GIVEN PROBLEM:
Copy the data precisely, character for character, and leave out every picture.

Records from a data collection
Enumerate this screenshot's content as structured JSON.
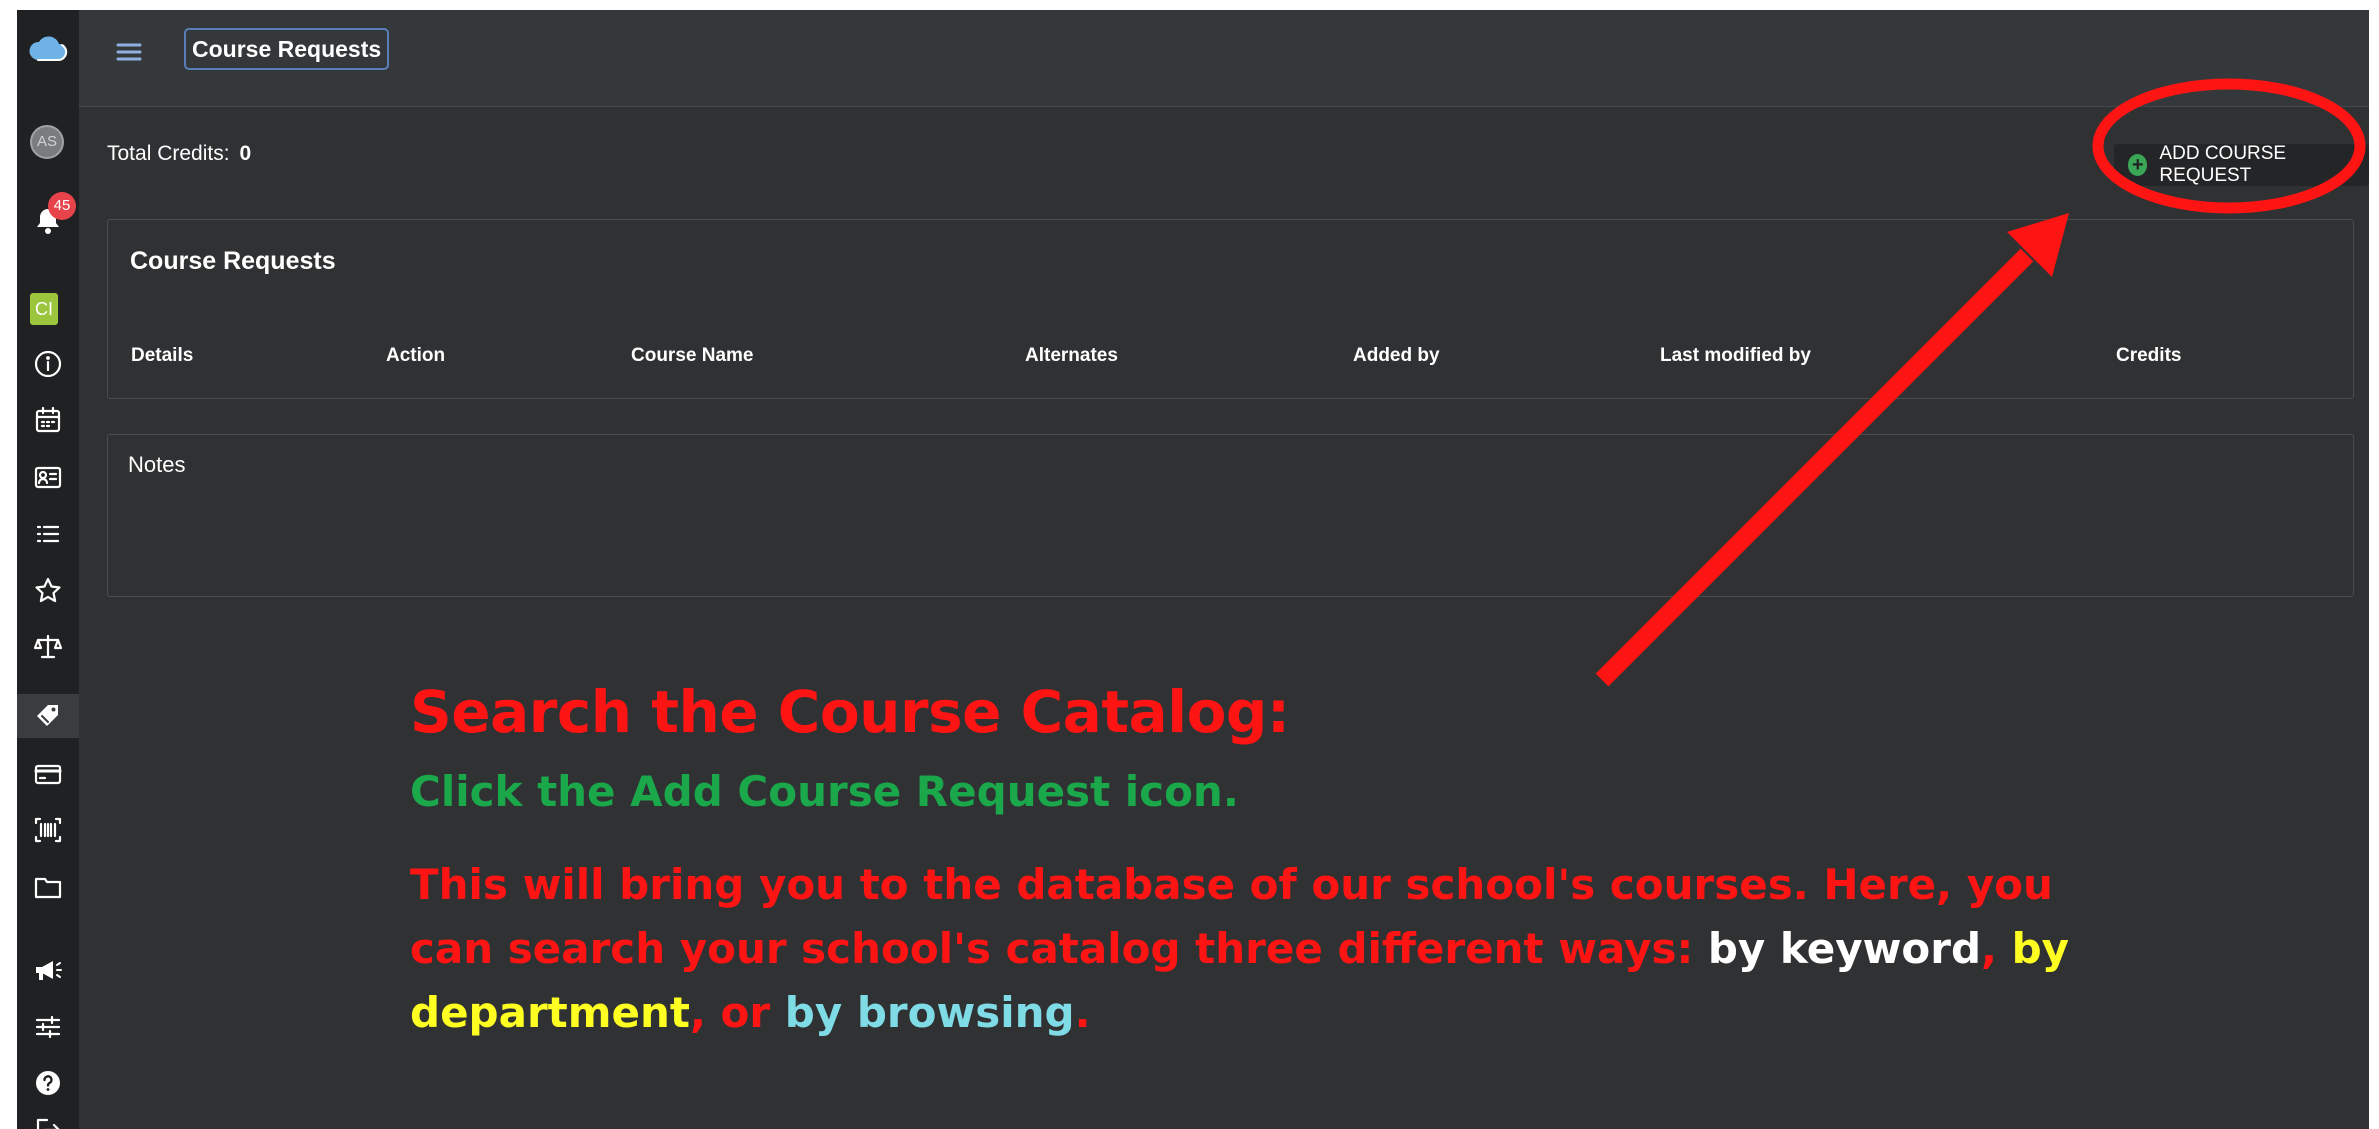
{
  "sidebar": {
    "avatar_initials": "AS",
    "notification_count": "45",
    "ci_badge": "CI",
    "items": [
      {
        "icon": "info-icon"
      },
      {
        "icon": "calendar-icon"
      },
      {
        "icon": "id-card-icon"
      },
      {
        "icon": "list-icon"
      },
      {
        "icon": "star-icon"
      },
      {
        "icon": "scale-icon"
      },
      {
        "icon": "tag-icon"
      },
      {
        "icon": "credit-card-icon"
      },
      {
        "icon": "barcode-icon"
      },
      {
        "icon": "folder-icon"
      },
      {
        "icon": "megaphone-icon"
      },
      {
        "icon": "sliders-icon"
      },
      {
        "icon": "help-icon"
      },
      {
        "icon": "logout-icon"
      }
    ]
  },
  "header": {
    "title": "Course Requests"
  },
  "summary": {
    "total_credits_label": "Total Credits:",
    "total_credits_value": "0"
  },
  "actions": {
    "add_course_request": "ADD COURSE REQUEST"
  },
  "requests_panel": {
    "title": "Course Requests",
    "columns": [
      "Details",
      "Action",
      "Course Name",
      "Alternates",
      "Added by",
      "Last modified by",
      "Credits"
    ]
  },
  "notes_panel": {
    "title": "Notes"
  },
  "annotation": {
    "heading": "Search the Course Catalog:",
    "subheading": "Click the Add Course Request icon.",
    "body_part1": "This will bring you to the database of our school's courses. Here, you can search your school's catalog three different ways: ",
    "keyword": "by keyword",
    "sep1": ", ",
    "department": "by department",
    "sep2": ", or ",
    "browsing": "by browsing",
    "end": "."
  },
  "colors": {
    "annotation_red": "#ff1414",
    "annotation_green": "#1aa84b",
    "annotation_yellow": "#ffff22",
    "annotation_cyan": "#7fdbe6",
    "notification_badge": "#e8434a",
    "ci_badge": "#9bc53d",
    "plus_icon": "#3aa757"
  }
}
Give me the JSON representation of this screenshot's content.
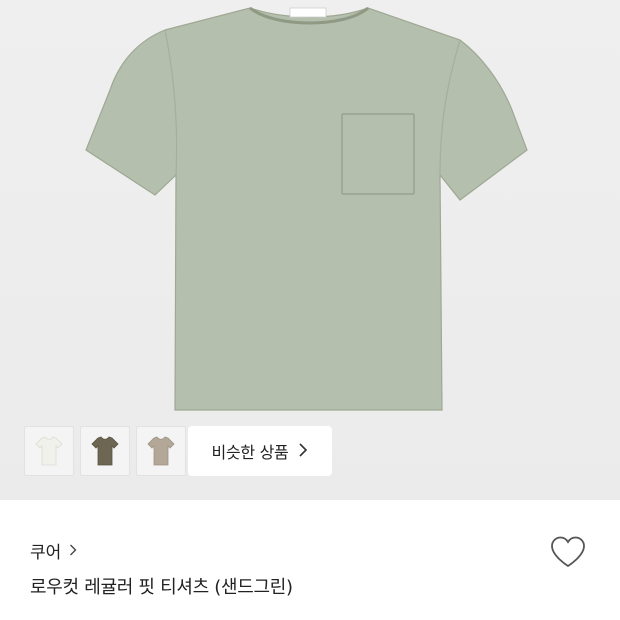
{
  "product": {
    "brand": "쿠어",
    "title": "로우컷 레귤러 핏 티셔츠 (샌드그린)",
    "shirt_color": "#b5bfad"
  },
  "gallery": {
    "thumbnails": [
      {
        "name": "ivory",
        "color": "#f1f1ec"
      },
      {
        "name": "khaki-brown",
        "color": "#6c6652"
      },
      {
        "name": "beige",
        "color": "#b3a898"
      }
    ],
    "similar_button_label": "비슷한 상품",
    "similar_button_icon": "chevron-right-icon"
  },
  "icons": {
    "wishlist": "heart-outline-icon",
    "brand_link": "chevron-right-icon"
  }
}
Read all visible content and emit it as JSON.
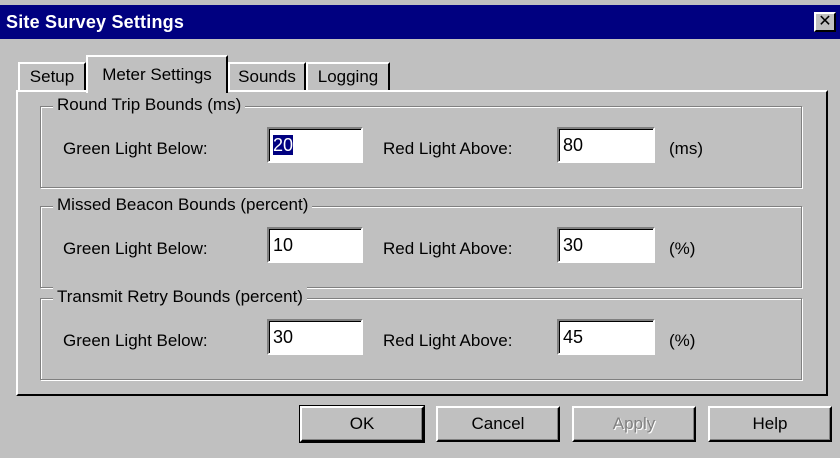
{
  "window": {
    "title": "Site Survey Settings",
    "close_glyph": "✕"
  },
  "tabs": [
    {
      "label": "Setup",
      "active": false
    },
    {
      "label": "Meter Settings",
      "active": true
    },
    {
      "label": "Sounds",
      "active": false
    },
    {
      "label": "Logging",
      "active": false
    }
  ],
  "groups": [
    {
      "title": "Round Trip Bounds (ms)",
      "green_label": "Green Light Below:",
      "green_value": "20",
      "red_label": "Red Light Above:",
      "red_value": "80",
      "unit": "(ms)"
    },
    {
      "title": "Missed Beacon Bounds (percent)",
      "green_label": "Green Light Below:",
      "green_value": "10",
      "red_label": "Red Light Above:",
      "red_value": "30",
      "unit": "(%)"
    },
    {
      "title": "Transmit Retry Bounds (percent)",
      "green_label": "Green Light Below:",
      "green_value": "30",
      "red_label": "Red Light Above:",
      "red_value": "45",
      "unit": "(%)"
    }
  ],
  "buttons": {
    "ok": "OK",
    "cancel": "Cancel",
    "apply": "Apply",
    "help": "Help"
  }
}
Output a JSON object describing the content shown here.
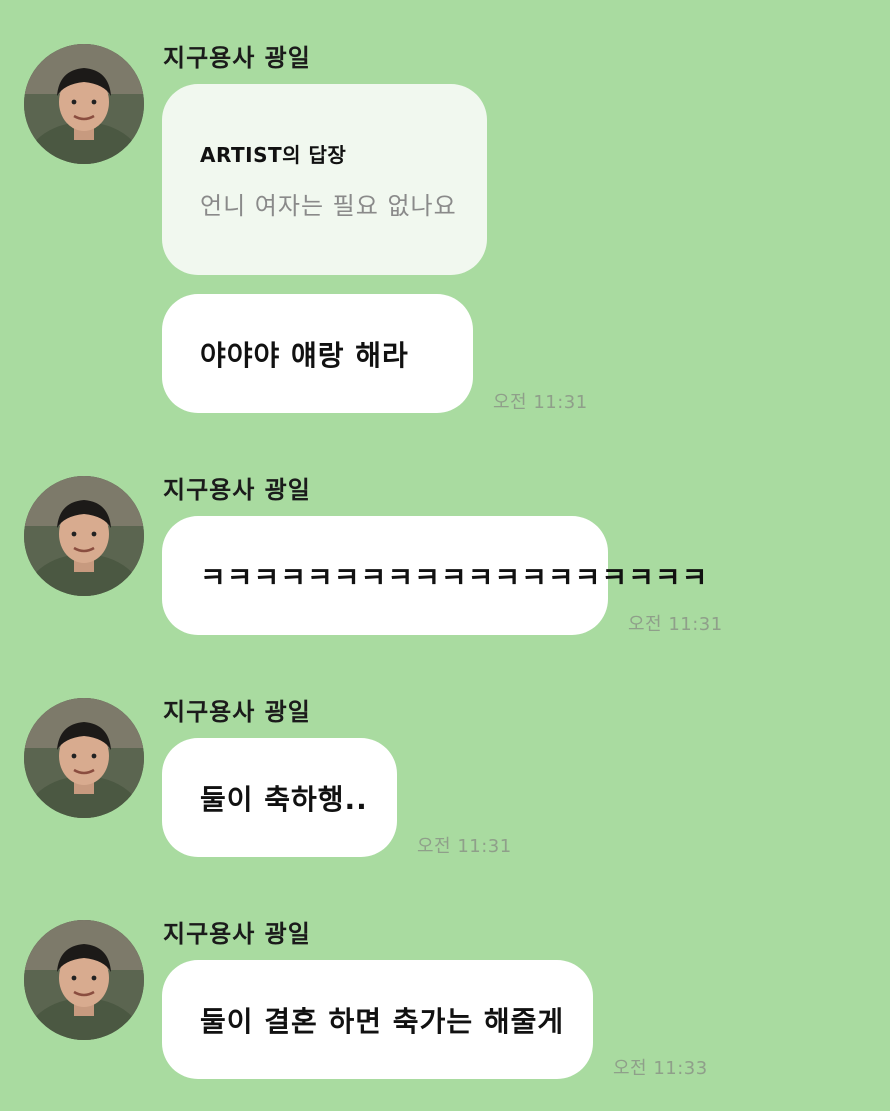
{
  "messages": [
    {
      "sender": "지구용사 광일",
      "reply": {
        "title": "ARTIST의 답장",
        "text": "언니 여자는 필요 없나요"
      },
      "text": "야야야 얘랑 해라",
      "time": "오전 11:31"
    },
    {
      "sender": "지구용사 광일",
      "text": "ㅋㅋㅋㅋㅋㅋㅋㅋㅋㅋㅋㅋㅋㅋㅋㅋㅋㅋㅋ",
      "time": "오전 11:31"
    },
    {
      "sender": "지구용사 광일",
      "text": "둘이 축하행..",
      "time": "오전 11:31"
    },
    {
      "sender": "지구용사 광일",
      "text": "둘이 결혼 하면 축가는 해줄게",
      "time": "오전 11:33"
    }
  ],
  "colors": {
    "background": "#a9dba0",
    "bubble": "#ffffff",
    "reply_bubble": "#f1f8ef",
    "timestamp": "#8f9f8a"
  },
  "icons": {
    "avatar": "profile-photo"
  }
}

ANSWER FOR THIS EXERCISE:
Enumerate this screenshot's content as structured JSON.
{
  "sidebar": {
    "avatar_initials": "AS",
    "notification_count": "45",
    "ci_badge": "CI",
    "items": [
      {
        "icon": "info-icon"
      },
      {
        "icon": "calendar-icon"
      },
      {
        "icon": "id-card-icon"
      },
      {
        "icon": "list-icon"
      },
      {
        "icon": "star-icon"
      },
      {
        "icon": "scale-icon"
      },
      {
        "icon": "tag-icon"
      },
      {
        "icon": "credit-card-icon"
      },
      {
        "icon": "barcode-icon"
      },
      {
        "icon": "folder-icon"
      },
      {
        "icon": "megaphone-icon"
      },
      {
        "icon": "sliders-icon"
      },
      {
        "icon": "help-icon"
      },
      {
        "icon": "logout-icon"
      }
    ]
  },
  "header": {
    "title": "Course Requests"
  },
  "summary": {
    "total_credits_label": "Total Credits:",
    "total_credits_value": "0"
  },
  "actions": {
    "add_course_request": "ADD COURSE REQUEST"
  },
  "requests_panel": {
    "title": "Course Requests",
    "columns": [
      "Details",
      "Action",
      "Course Name",
      "Alternates",
      "Added by",
      "Last modified by",
      "Credits"
    ]
  },
  "notes_panel": {
    "title": "Notes"
  },
  "annotation": {
    "heading": "Search the Course Catalog:",
    "subheading": "Click the Add Course Request icon.",
    "body_part1": "This will bring you to the database of our school's courses. Here, you can search your school's catalog three different ways: ",
    "keyword": "by keyword",
    "sep1": ", ",
    "department": "by department",
    "sep2": ", or ",
    "browsing": "by browsing",
    "end": "."
  },
  "colors": {
    "annotation_red": "#ff1414",
    "annotation_green": "#1aa84b",
    "annotation_yellow": "#ffff22",
    "annotation_cyan": "#7fdbe6",
    "notification_badge": "#e8434a",
    "ci_badge": "#9bc53d",
    "plus_icon": "#3aa757"
  }
}
Give me the JSON representation of this screenshot's content.
{
  "product": {
    "brand": "쿠어",
    "title": "로우컷 레귤러 핏 티셔츠 (샌드그린)",
    "shirt_color": "#b5bfad"
  },
  "gallery": {
    "thumbnails": [
      {
        "name": "ivory",
        "color": "#f1f1ec"
      },
      {
        "name": "khaki-brown",
        "color": "#6c6652"
      },
      {
        "name": "beige",
        "color": "#b3a898"
      }
    ],
    "similar_button_label": "비슷한 상품",
    "similar_button_icon": "chevron-right-icon"
  },
  "icons": {
    "wishlist": "heart-outline-icon",
    "brand_link": "chevron-right-icon"
  }
}
Read all visible content and emit it as JSON.
{
  "window": {
    "title": "Site Survey Settings",
    "close_glyph": "✕"
  },
  "tabs": [
    {
      "label": "Setup",
      "active": false
    },
    {
      "label": "Meter Settings",
      "active": true
    },
    {
      "label": "Sounds",
      "active": false
    },
    {
      "label": "Logging",
      "active": false
    }
  ],
  "groups": [
    {
      "title": "Round Trip Bounds (ms)",
      "green_label": "Green Light Below:",
      "green_value": "20",
      "red_label": "Red Light Above:",
      "red_value": "80",
      "unit": "(ms)"
    },
    {
      "title": "Missed Beacon Bounds (percent)",
      "green_label": "Green Light Below:",
      "green_value": "10",
      "red_label": "Red Light Above:",
      "red_value": "30",
      "unit": "(%)"
    },
    {
      "title": "Transmit Retry Bounds (percent)",
      "green_label": "Green Light Below:",
      "green_value": "30",
      "red_label": "Red Light Above:",
      "red_value": "45",
      "unit": "(%)"
    }
  ],
  "buttons": {
    "ok": "OK",
    "cancel": "Cancel",
    "apply": "Apply",
    "help": "Help"
  }
}
Output a JSON object describing the content shown here.
{
  "messages": [
    {
      "sender": "지구용사 광일",
      "reply": {
        "title": "ARTIST의 답장",
        "text": "언니 여자는 필요 없나요"
      },
      "text": "야야야 얘랑 해라",
      "time": "오전 11:31"
    },
    {
      "sender": "지구용사 광일",
      "text": "ㅋㅋㅋㅋㅋㅋㅋㅋㅋㅋㅋㅋㅋㅋㅋㅋㅋㅋㅋ",
      "time": "오전 11:31"
    },
    {
      "sender": "지구용사 광일",
      "text": "둘이 축하행..",
      "time": "오전 11:31"
    },
    {
      "sender": "지구용사 광일",
      "text": "둘이 결혼 하면 축가는 해줄게",
      "time": "오전 11:33"
    }
  ],
  "colors": {
    "background": "#a9dba0",
    "bubble": "#ffffff",
    "reply_bubble": "#f1f8ef",
    "timestamp": "#8f9f8a"
  },
  "icons": {
    "avatar": "profile-photo"
  }
}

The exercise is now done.